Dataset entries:

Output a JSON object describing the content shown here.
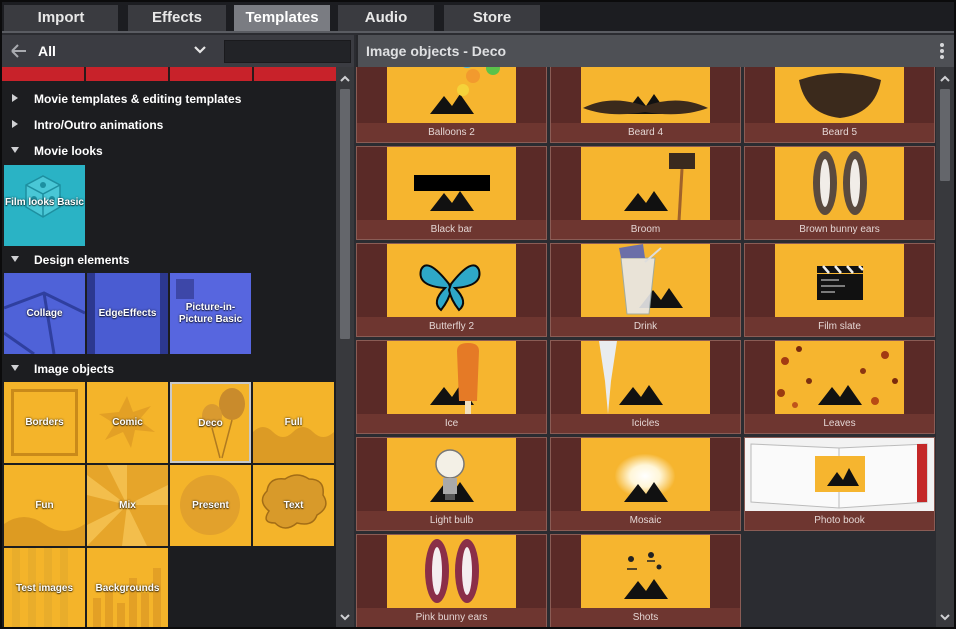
{
  "tabs": [
    {
      "label": "Import",
      "active": false
    },
    {
      "label": "Effects",
      "active": false
    },
    {
      "label": "Templates",
      "active": true
    },
    {
      "label": "Audio",
      "active": false
    },
    {
      "label": "Store",
      "active": false
    }
  ],
  "left_header": {
    "category": "All",
    "search_value": ""
  },
  "right_header": {
    "title": "Image objects - Deco"
  },
  "categories": [
    {
      "label": "Movie templates & editing templates",
      "expanded": false
    },
    {
      "label": "Intro/Outro animations",
      "expanded": false
    },
    {
      "label": "Movie looks",
      "expanded": true
    },
    {
      "label": "Design elements",
      "expanded": true
    },
    {
      "label": "Image objects",
      "expanded": true
    }
  ],
  "movie_looks": [
    {
      "label": "Film looks Basic",
      "color": "#2ab3c5"
    }
  ],
  "design_elements": [
    {
      "label": "Collage",
      "color": "#4f62d8"
    },
    {
      "label": "EdgeEffects",
      "color": "#4a5cd2"
    },
    {
      "label": "Picture-in-Picture Basic",
      "color": "#5766df"
    }
  ],
  "image_objects": [
    {
      "label": "Borders"
    },
    {
      "label": "Comic"
    },
    {
      "label": "Deco",
      "selected": true
    },
    {
      "label": "Full"
    },
    {
      "label": "Fun"
    },
    {
      "label": "Mix"
    },
    {
      "label": "Present"
    },
    {
      "label": "Text"
    },
    {
      "label": "Test images"
    },
    {
      "label": "Backgrounds"
    }
  ],
  "items": [
    {
      "label": "Balloons 2",
      "icon": "balloons-icon"
    },
    {
      "label": "Beard 4",
      "icon": "beard-icon"
    },
    {
      "label": "Beard 5",
      "icon": "beard-icon"
    },
    {
      "label": "Black bar",
      "icon": "black-bar-icon"
    },
    {
      "label": "Broom",
      "icon": "broom-icon"
    },
    {
      "label": "Brown bunny ears",
      "icon": "bunny-ears-icon"
    },
    {
      "label": "Butterfly 2",
      "icon": "butterfly-icon"
    },
    {
      "label": "Drink",
      "icon": "drink-icon"
    },
    {
      "label": "Film slate",
      "icon": "film-slate-icon"
    },
    {
      "label": "Ice",
      "icon": "ice-lolly-icon"
    },
    {
      "label": "Icicles",
      "icon": "icicle-icon"
    },
    {
      "label": "Leaves",
      "icon": "leaves-icon"
    },
    {
      "label": "Light bulb",
      "icon": "light-bulb-icon"
    },
    {
      "label": "Mosaic",
      "icon": "mosaic-icon"
    },
    {
      "label": "Photo book",
      "icon": "photo-book-icon"
    },
    {
      "label": "Pink bunny ears",
      "icon": "bunny-ears-icon"
    },
    {
      "label": "Shots",
      "icon": "shots-icon"
    }
  ],
  "colors": {
    "accent_active_tab": "#7a7c82",
    "thumb_yellow": "#f6b52f",
    "caption_bg": "#6e3630"
  }
}
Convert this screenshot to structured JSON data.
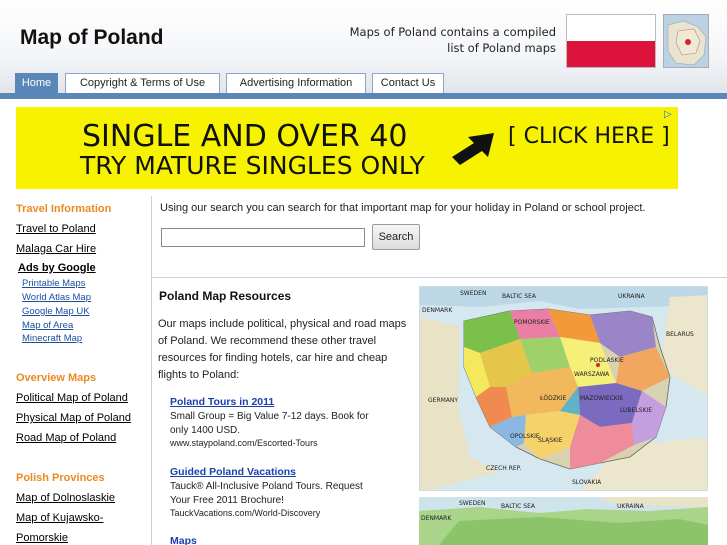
{
  "header": {
    "site_title": "Map of Poland",
    "tagline": "Maps of Poland contains a compiled list of Poland maps",
    "flag_colors": [
      "#ffffff",
      "#dc143c"
    ]
  },
  "nav": {
    "tabs": [
      {
        "label": "Home",
        "active": true
      },
      {
        "label": "Copyright & Terms of Use",
        "active": false
      },
      {
        "label": "Advertising Information",
        "active": false
      },
      {
        "label": "Contact Us",
        "active": false
      }
    ]
  },
  "banner": {
    "line1": "SINGLE AND OVER 40",
    "line2": "TRY MATURE SINGLES ONLY",
    "cta": "[ CLICK HERE ]",
    "background": "#f6f200"
  },
  "sidebar": {
    "travel_heading": "Travel Information",
    "travel_links": [
      "Travel to Poland",
      "Malaga Car Hire"
    ],
    "ads_label": "Ads by Google",
    "ad_links": [
      "Printable Maps",
      "World Atlas Map",
      "Google Map UK",
      "Map of Area",
      "Minecraft Map"
    ],
    "overview_heading": "Overview Maps",
    "overview_links": [
      "Political Map of Poland",
      "Physical Map of Poland",
      "Road Map of Poland"
    ],
    "provinces_heading": "Polish Provinces",
    "province_links": [
      "Map of Dolnoslaskie",
      "Map of Kujawsko-",
      "Pomorskie"
    ],
    "heading_color": "#e98a1f"
  },
  "search": {
    "description": "Using our search you can search for that important map for your holiday in Poland or school project.",
    "button_label": "Search",
    "value": ""
  },
  "main": {
    "title": "Poland Map Resources",
    "intro": "Our maps include political, physical and road maps of Poland. We recommend these other travel resources for finding hotels, car hire and cheap flights to Poland:",
    "ads": [
      {
        "title": "Poland Tours in 2011",
        "desc": "Small Group = Big Value 7-12 days. Book for only 1400 USD.",
        "url": "www.staypoland.com/Escorted-Tours"
      },
      {
        "title": "Guided Poland Vacations",
        "desc": "Tauck® All-Inclusive Poland Tours. Request Your Free 2011 Brochure!",
        "url": "TauckVacations.com/World-Discovery"
      },
      {
        "title": "Maps",
        "desc": "",
        "url": ""
      }
    ]
  },
  "map_labels": {
    "baltic": "BALTIC SEA",
    "ukraine": "UKRAINA",
    "belarus": "BELARUS",
    "germany": "GERMANY",
    "czech": "CZECH REP.",
    "slovakia": "SLOVAKIA",
    "sweden": "SWEDEN",
    "denmark": "DENMARK",
    "warszawa": "WARSZAWA",
    "pomorskie": "POMORSKIE",
    "mazowieckie": "MAZOWIECKIE",
    "lodzkie": "ŁÓDZKIE",
    "slaskie": "ŚLĄSKIE",
    "lubelskie": "LUBELSKIE",
    "podlaskie": "PODLASKIE",
    "opolskie": "OPOLSKIE"
  }
}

GIVEN REQUEST: Transcribe the records word for word and include no pictures.

CORRECT OUTPUT:
Output a JSON object describing the content shown here.
{
  "tabs": [
    {
      "label": "Import",
      "active": false
    },
    {
      "label": "Effects",
      "active": false
    },
    {
      "label": "Templates",
      "active": true
    },
    {
      "label": "Audio",
      "active": false
    },
    {
      "label": "Store",
      "active": false
    }
  ],
  "left_header": {
    "category": "All",
    "search_value": ""
  },
  "right_header": {
    "title": "Image objects - Deco"
  },
  "categories": [
    {
      "label": "Movie templates & editing templates",
      "expanded": false
    },
    {
      "label": "Intro/Outro animations",
      "expanded": false
    },
    {
      "label": "Movie looks",
      "expanded": true
    },
    {
      "label": "Design elements",
      "expanded": true
    },
    {
      "label": "Image objects",
      "expanded": true
    }
  ],
  "movie_looks": [
    {
      "label": "Film looks Basic",
      "color": "#2ab3c5"
    }
  ],
  "design_elements": [
    {
      "label": "Collage",
      "color": "#4f62d8"
    },
    {
      "label": "EdgeEffects",
      "color": "#4a5cd2"
    },
    {
      "label": "Picture-in-Picture Basic",
      "color": "#5766df"
    }
  ],
  "image_objects": [
    {
      "label": "Borders"
    },
    {
      "label": "Comic"
    },
    {
      "label": "Deco",
      "selected": true
    },
    {
      "label": "Full"
    },
    {
      "label": "Fun"
    },
    {
      "label": "Mix"
    },
    {
      "label": "Present"
    },
    {
      "label": "Text"
    },
    {
      "label": "Test images"
    },
    {
      "label": "Backgrounds"
    }
  ],
  "items": [
    {
      "label": "Balloons 2",
      "icon": "balloons-icon"
    },
    {
      "label": "Beard 4",
      "icon": "beard-icon"
    },
    {
      "label": "Beard 5",
      "icon": "beard-icon"
    },
    {
      "label": "Black bar",
      "icon": "black-bar-icon"
    },
    {
      "label": "Broom",
      "icon": "broom-icon"
    },
    {
      "label": "Brown bunny ears",
      "icon": "bunny-ears-icon"
    },
    {
      "label": "Butterfly 2",
      "icon": "butterfly-icon"
    },
    {
      "label": "Drink",
      "icon": "drink-icon"
    },
    {
      "label": "Film slate",
      "icon": "film-slate-icon"
    },
    {
      "label": "Ice",
      "icon": "ice-lolly-icon"
    },
    {
      "label": "Icicles",
      "icon": "icicle-icon"
    },
    {
      "label": "Leaves",
      "icon": "leaves-icon"
    },
    {
      "label": "Light bulb",
      "icon": "light-bulb-icon"
    },
    {
      "label": "Mosaic",
      "icon": "mosaic-icon"
    },
    {
      "label": "Photo book",
      "icon": "photo-book-icon"
    },
    {
      "label": "Pink bunny ears",
      "icon": "bunny-ears-icon"
    },
    {
      "label": "Shots",
      "icon": "shots-icon"
    }
  ],
  "colors": {
    "accent_active_tab": "#7a7c82",
    "thumb_yellow": "#f6b52f",
    "caption_bg": "#6e3630"
  }
}
Convert this screenshot to structured JSON data.
{
  "header": {
    "site_title": "Map of Poland",
    "tagline": "Maps of Poland contains a compiled list of Poland maps",
    "flag_colors": [
      "#ffffff",
      "#dc143c"
    ]
  },
  "nav": {
    "tabs": [
      {
        "label": "Home",
        "active": true
      },
      {
        "label": "Copyright & Terms of Use",
        "active": false
      },
      {
        "label": "Advertising Information",
        "active": false
      },
      {
        "label": "Contact Us",
        "active": false
      }
    ]
  },
  "banner": {
    "line1": "SINGLE AND OVER 40",
    "line2": "TRY MATURE SINGLES ONLY",
    "cta": "[ CLICK HERE ]",
    "background": "#f6f200"
  },
  "sidebar": {
    "travel_heading": "Travel Information",
    "travel_links": [
      "Travel to Poland",
      "Malaga Car Hire"
    ],
    "ads_label": "Ads by Google",
    "ad_links": [
      "Printable Maps",
      "World Atlas Map",
      "Google Map UK",
      "Map of Area",
      "Minecraft Map"
    ],
    "overview_heading": "Overview Maps",
    "overview_links": [
      "Political Map of Poland",
      "Physical Map of Poland",
      "Road Map of Poland"
    ],
    "provinces_heading": "Polish Provinces",
    "province_links": [
      "Map of Dolnoslaskie",
      "Map of Kujawsko-",
      "Pomorskie"
    ],
    "heading_color": "#e98a1f"
  },
  "search": {
    "description": "Using our search you can search for that important map for your holiday in Poland or school project.",
    "button_label": "Search",
    "value": ""
  },
  "main": {
    "title": "Poland Map Resources",
    "intro": "Our maps include political, physical and road maps of Poland. We recommend these other travel resources for finding hotels, car hire and cheap flights to Poland:",
    "ads": [
      {
        "title": "Poland Tours in 2011",
        "desc": "Small Group = Big Value 7-12 days. Book for only 1400 USD.",
        "url": "www.staypoland.com/Escorted-Tours"
      },
      {
        "title": "Guided Poland Vacations",
        "desc": "Tauck® All-Inclusive Poland Tours. Request Your Free 2011 Brochure!",
        "url": "TauckVacations.com/World-Discovery"
      },
      {
        "title": "Maps",
        "desc": "",
        "url": ""
      }
    ]
  },
  "map_labels": {
    "baltic": "BALTIC SEA",
    "ukraine": "UKRAINA",
    "belarus": "BELARUS",
    "germany": "GERMANY",
    "czech": "CZECH REP.",
    "slovakia": "SLOVAKIA",
    "sweden": "SWEDEN",
    "denmark": "DENMARK",
    "warszawa": "WARSZAWA",
    "pomorskie": "POMORSKIE",
    "mazowieckie": "MAZOWIECKIE",
    "lodzkie": "ŁÓDZKIE",
    "slaskie": "ŚLĄSKIE",
    "lubelskie": "LUBELSKIE",
    "podlaskie": "PODLASKIE",
    "opolskie": "OPOLSKIE"
  }
}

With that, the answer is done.